▼

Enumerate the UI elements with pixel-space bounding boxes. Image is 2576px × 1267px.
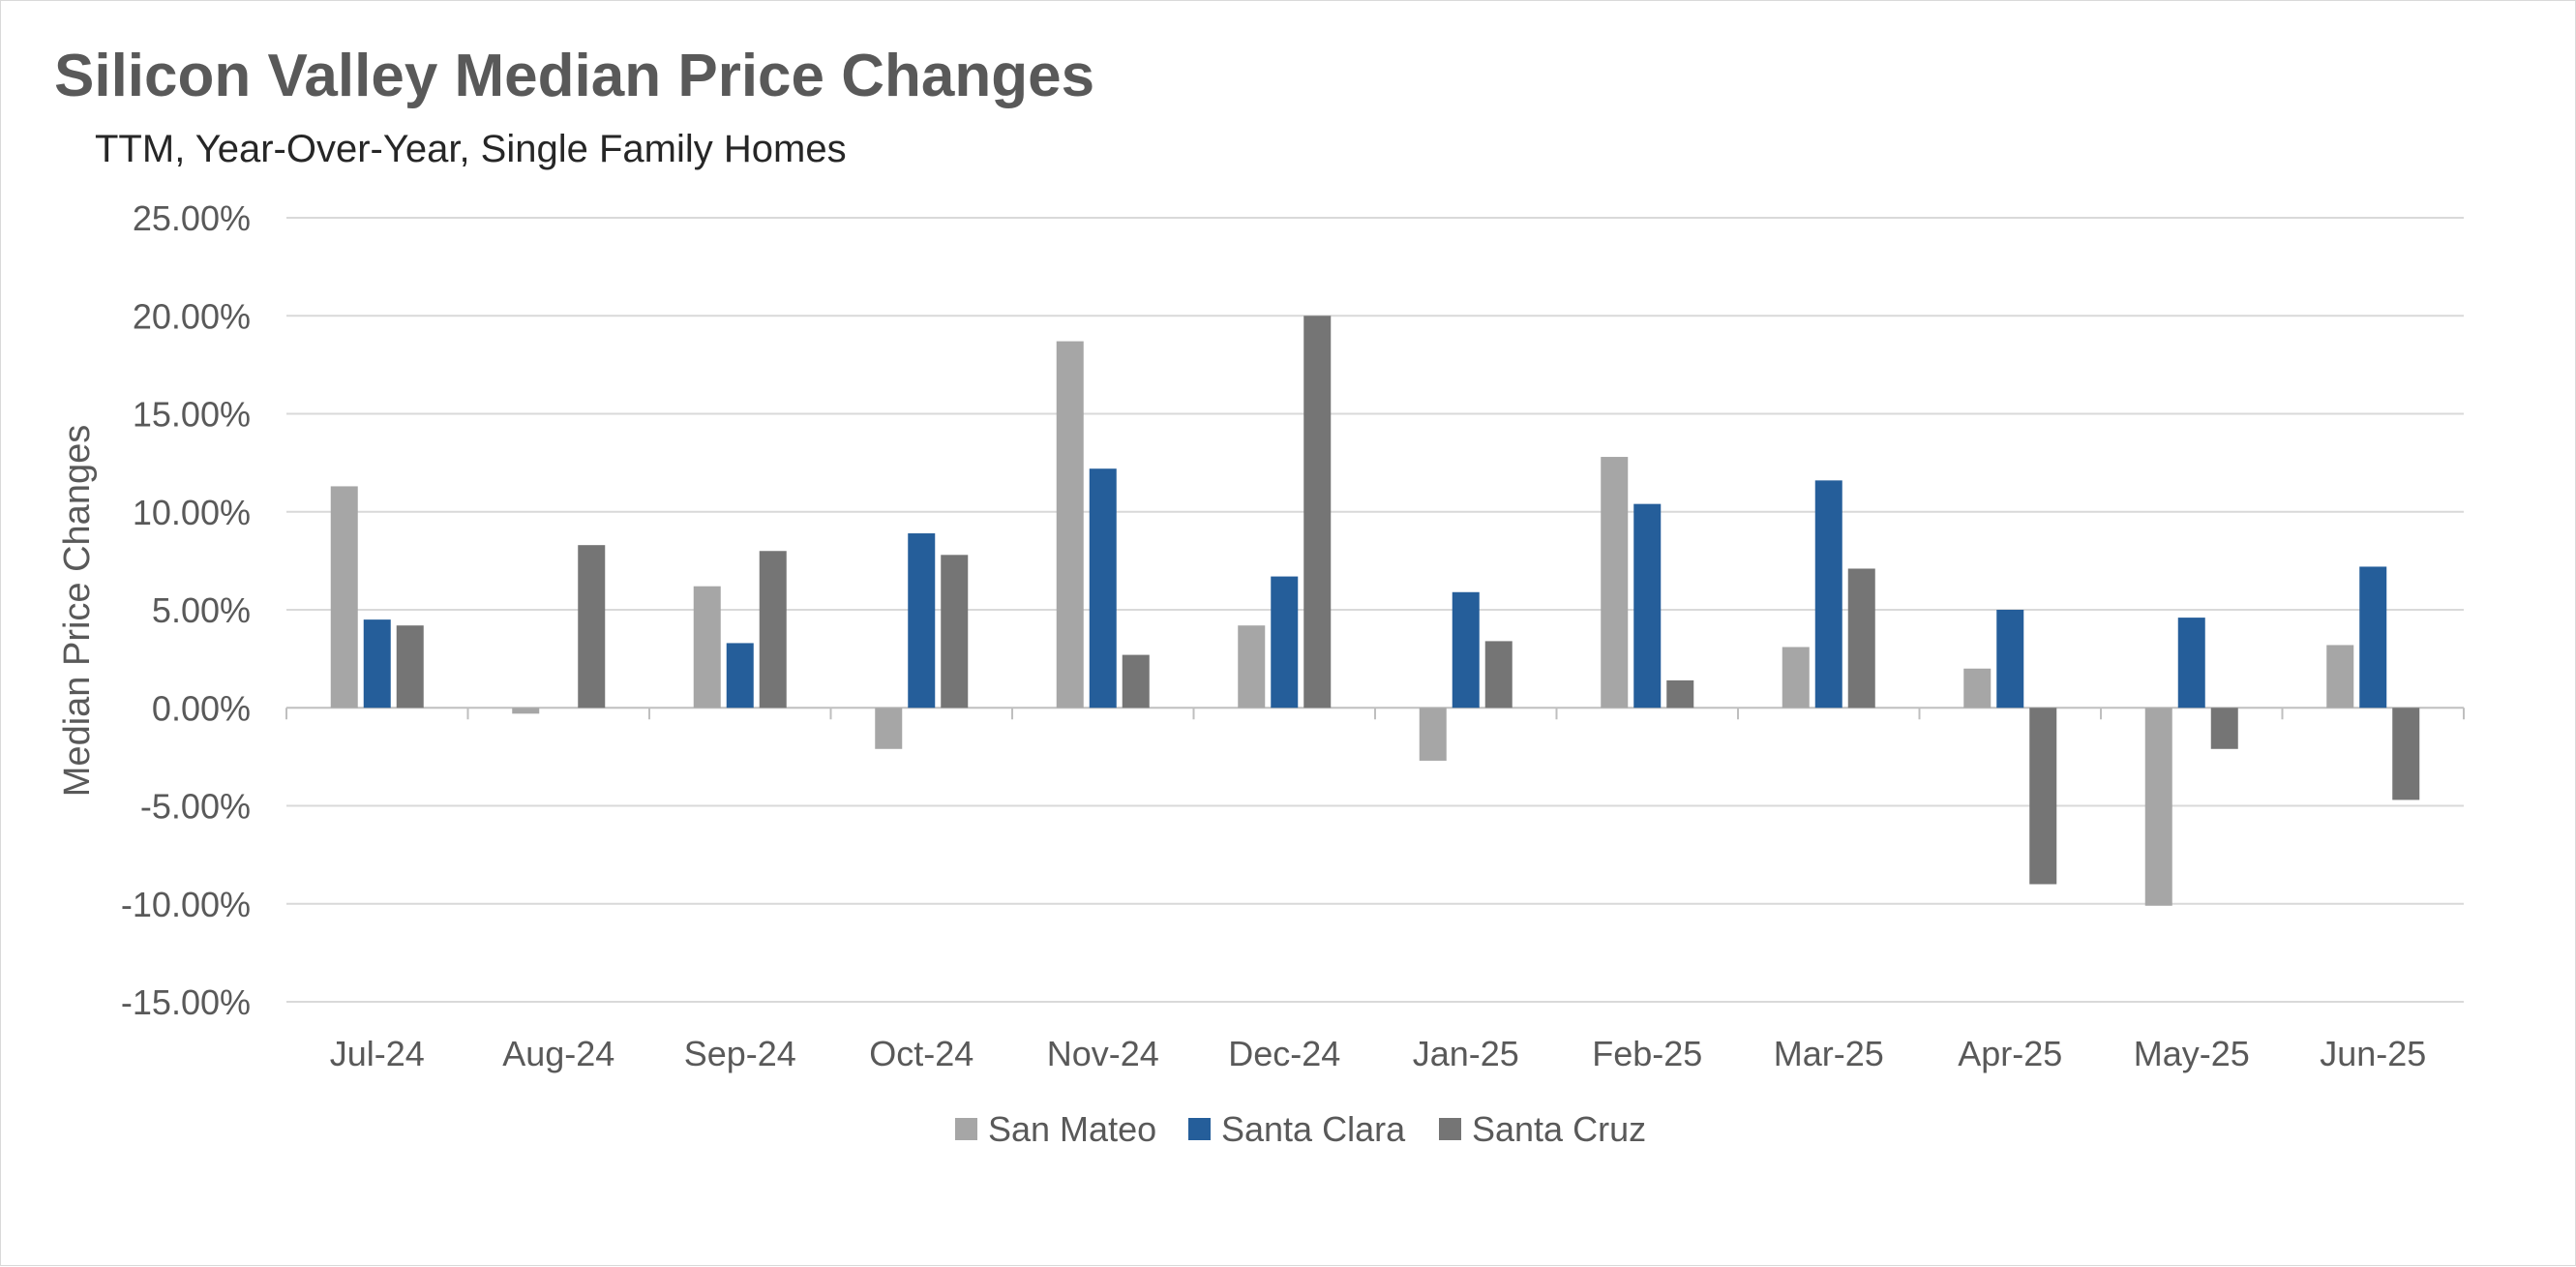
bar-san-mateo-feb-25 xyxy=(1601,457,1629,709)
bar-santa-cruz-mar-25 xyxy=(1847,568,1875,709)
x-tick-label: Dec-24 xyxy=(1228,1034,1340,1073)
legend-swatch xyxy=(955,1118,977,1140)
y-axis-title: Median Price Changes xyxy=(57,425,98,797)
x-tick-label: Jul-24 xyxy=(330,1034,425,1073)
bars xyxy=(330,316,2420,906)
chart-title: Silicon Valley Median Price Changes xyxy=(54,43,1094,109)
bar-santa-cruz-may-25 xyxy=(2210,708,2238,749)
bar-santa-clara-jun-25 xyxy=(2359,566,2387,709)
x-tick-label: Apr-25 xyxy=(1958,1034,2062,1073)
y-tick-label: 20.00% xyxy=(133,296,251,336)
bar-santa-cruz-oct-24 xyxy=(941,555,969,709)
x-tick-label: Nov-24 xyxy=(1047,1034,1159,1073)
y-tick-label: 25.00% xyxy=(133,198,251,238)
bar-santa-clara-mar-25 xyxy=(1814,480,1842,709)
y-tick-label: -5.00% xyxy=(140,787,251,827)
legend-label: San Mateo xyxy=(988,1109,1156,1149)
x-tick-label: Feb-25 xyxy=(1592,1034,1702,1073)
legend-swatch xyxy=(1439,1118,1461,1140)
category-axis xyxy=(285,707,2465,720)
y-tick-label: -10.00% xyxy=(121,885,251,924)
bar-san-mateo-apr-25 xyxy=(1963,668,1992,709)
bar-santa-clara-may-25 xyxy=(2177,618,2205,709)
y-tick-label: 15.00% xyxy=(133,395,251,435)
bar-santa-cruz-jan-25 xyxy=(1484,641,1513,709)
legend-swatch xyxy=(1188,1118,1211,1140)
legend: San Mateo Santa Clara Santa Cruz xyxy=(955,1109,1646,1149)
bar-santa-cruz-nov-24 xyxy=(1122,654,1150,709)
y-axis-tick-labels: 25.00% 20.00% 15.00% 10.00% 5.00% 0.00% -5.00%… xyxy=(121,198,251,1022)
bar-san-mateo-nov-24 xyxy=(1056,341,1084,709)
bar-san-mateo-oct-24 xyxy=(875,708,903,749)
bar-santa-clara-jan-25 xyxy=(1452,591,1480,709)
bar-san-mateo-may-25 xyxy=(2144,708,2172,906)
bar-san-mateo-mar-25 xyxy=(1782,647,1810,709)
gridlines xyxy=(286,217,2464,1003)
y-tick-label: 5.00% xyxy=(152,590,251,630)
bar-santa-cruz-aug-24 xyxy=(578,545,606,709)
y-tick-label: -15.00% xyxy=(121,982,251,1022)
bar-santa-clara-nov-24 xyxy=(1089,468,1117,709)
bar-san-mateo-jul-24 xyxy=(330,486,358,709)
bar-santa-clara-apr-25 xyxy=(1996,610,2024,709)
x-tick-label: Sep-24 xyxy=(684,1034,796,1073)
x-tick-label: Jan-25 xyxy=(1413,1034,1519,1073)
bar-santa-clara-dec-24 xyxy=(1271,576,1299,709)
x-tick-label: Mar-25 xyxy=(1774,1034,1884,1073)
x-tick-label: May-25 xyxy=(2134,1034,2250,1073)
bar-santa-cruz-jul-24 xyxy=(396,625,424,709)
bar-santa-cruz-sep-24 xyxy=(759,551,787,709)
chart-subtitle: TTM, Year-Over-Year, Single Family Homes xyxy=(95,128,847,170)
bar-san-mateo-aug-24 xyxy=(512,708,540,714)
bar-santa-cruz-apr-25 xyxy=(2029,708,2057,885)
x-tick-label: Aug-24 xyxy=(502,1034,614,1073)
bar-santa-clara-sep-24 xyxy=(726,643,754,709)
x-tick-label: Oct-24 xyxy=(869,1034,973,1073)
bar-san-mateo-jan-25 xyxy=(1419,708,1447,761)
bar-san-mateo-dec-24 xyxy=(1238,625,1266,709)
legend-label: Santa Cruz xyxy=(1472,1109,1646,1149)
legend-label: Santa Clara xyxy=(1221,1109,1406,1149)
x-tick-label: Jun-25 xyxy=(2320,1034,2426,1073)
x-axis-tick-labels: Jul-24 Aug-24 Sep-24 Oct-24 Nov-24 Dec-24 Jan-… xyxy=(330,1034,2427,1073)
bar-santa-clara-feb-25 xyxy=(1633,503,1662,709)
bar-santa-clara-jul-24 xyxy=(363,619,391,709)
bar-san-mateo-jun-25 xyxy=(2326,645,2354,709)
bar-santa-clara-oct-24 xyxy=(908,533,936,709)
bar-santa-cruz-dec-24 xyxy=(1303,316,1332,709)
y-tick-label: 10.00% xyxy=(133,493,251,532)
y-tick-label: 0.00% xyxy=(152,688,251,728)
bar-santa-cruz-feb-25 xyxy=(1666,679,1694,709)
bar-santa-cruz-jun-25 xyxy=(2392,708,2420,800)
bar-san-mateo-sep-24 xyxy=(693,586,721,709)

▲

Your instructions = Can you copy every one of the lines above verbatim, leaving out the picture?

Exercise result =
Enumerate the UI elements with pixel-space bounding boxes. Image is 2576px × 1267px.
bar-san-mateo-feb-25 xyxy=(1601,457,1629,709)
bar-santa-cruz-mar-25 xyxy=(1847,568,1875,709)
x-tick-label: Dec-24 xyxy=(1228,1034,1340,1073)
legend-swatch xyxy=(955,1118,977,1140)
y-axis-title: Median Price Changes xyxy=(57,425,98,797)
x-tick-label: Jul-24 xyxy=(330,1034,425,1073)
bars xyxy=(330,316,2420,906)
chart-title: Silicon Valley Median Price Changes xyxy=(54,43,1094,109)
bar-santa-cruz-may-25 xyxy=(2210,708,2238,749)
bar-santa-clara-jun-25 xyxy=(2359,566,2387,709)
x-tick-label: Apr-25 xyxy=(1958,1034,2062,1073)
y-tick-label: 20.00% xyxy=(133,296,251,336)
bar-santa-cruz-oct-24 xyxy=(941,555,969,709)
x-tick-label: Nov-24 xyxy=(1047,1034,1159,1073)
y-tick-label: 25.00% xyxy=(133,198,251,238)
bar-santa-clara-mar-25 xyxy=(1814,480,1842,709)
y-tick-label: -5.00% xyxy=(140,787,251,827)
legend-label: San Mateo xyxy=(988,1109,1156,1149)
x-tick-label: Feb-25 xyxy=(1592,1034,1702,1073)
legend-swatch xyxy=(1439,1118,1461,1140)
category-axis xyxy=(285,707,2465,720)
y-tick-label: -10.00% xyxy=(121,885,251,924)
bar-san-mateo-apr-25 xyxy=(1963,668,1992,709)
bar-santa-clara-may-25 xyxy=(2177,618,2205,709)
y-tick-label: 15.00% xyxy=(133,395,251,435)
bar-santa-cruz-jan-25 xyxy=(1484,641,1513,709)
legend-swatch xyxy=(1188,1118,1211,1140)
legend: San Mateo Santa Clara Santa Cruz xyxy=(955,1109,1646,1149)
bar-santa-cruz-nov-24 xyxy=(1122,654,1150,709)
y-axis-tick-labels: 25.00% 20.00% 15.00% 10.00% 5.00% 0.00% -5.00%… xyxy=(121,198,251,1022)
bar-san-mateo-nov-24 xyxy=(1056,341,1084,709)
bar-san-mateo-oct-24 xyxy=(875,708,903,749)
bar-santa-clara-jan-25 xyxy=(1452,591,1480,709)
bar-san-mateo-may-25 xyxy=(2144,708,2172,906)
bar-san-mateo-mar-25 xyxy=(1782,647,1810,709)
gridlines xyxy=(286,217,2464,1003)
y-tick-label: 5.00% xyxy=(152,590,251,630)
bar-santa-cruz-aug-24 xyxy=(578,545,606,709)
y-tick-label: -15.00% xyxy=(121,982,251,1022)
bar-santa-clara-nov-24 xyxy=(1089,468,1117,709)
bar-san-mateo-jul-24 xyxy=(330,486,358,709)
bar-santa-clara-apr-25 xyxy=(1996,610,2024,709)
x-tick-label: Sep-24 xyxy=(684,1034,796,1073)
x-tick-label: Jan-25 xyxy=(1413,1034,1519,1073)
bar-santa-clara-dec-24 xyxy=(1271,576,1299,709)
x-tick-label: Mar-25 xyxy=(1774,1034,1884,1073)
x-tick-label: May-25 xyxy=(2134,1034,2250,1073)
bar-santa-cruz-jul-24 xyxy=(396,625,424,709)
bar-santa-cruz-sep-24 xyxy=(759,551,787,709)
chart-subtitle: TTM, Year-Over-Year, Single Family Homes xyxy=(95,128,847,170)
bar-san-mateo-aug-24 xyxy=(512,708,540,714)
bar-santa-cruz-apr-25 xyxy=(2029,708,2057,885)
x-tick-label: Aug-24 xyxy=(502,1034,614,1073)
bar-santa-clara-sep-24 xyxy=(726,643,754,709)
x-tick-label: Oct-24 xyxy=(869,1034,973,1073)
bar-san-mateo-jan-25 xyxy=(1419,708,1447,761)
bar-san-mateo-dec-24 xyxy=(1238,625,1266,709)
legend-label: Santa Cruz xyxy=(1472,1109,1646,1149)
legend-label: Santa Clara xyxy=(1221,1109,1406,1149)
x-tick-label: Jun-25 xyxy=(2320,1034,2426,1073)
x-axis-tick-labels: Jul-24 Aug-24 Sep-24 Oct-24 Nov-24 Dec-24 Jan-… xyxy=(330,1034,2427,1073)
bar-santa-clara-feb-25 xyxy=(1633,503,1662,709)
bar-santa-clara-jul-24 xyxy=(363,619,391,709)
bar-san-mateo-jun-25 xyxy=(2326,645,2354,709)
bar-santa-clara-oct-24 xyxy=(908,533,936,709)
bar-santa-cruz-dec-24 xyxy=(1303,316,1332,709)
y-tick-label: 10.00% xyxy=(133,493,251,532)
y-tick-label: 0.00% xyxy=(152,688,251,728)
bar-santa-cruz-feb-25 xyxy=(1666,679,1694,709)
bar-santa-cruz-jun-25 xyxy=(2392,708,2420,800)
bar-san-mateo-sep-24 xyxy=(693,586,721,709)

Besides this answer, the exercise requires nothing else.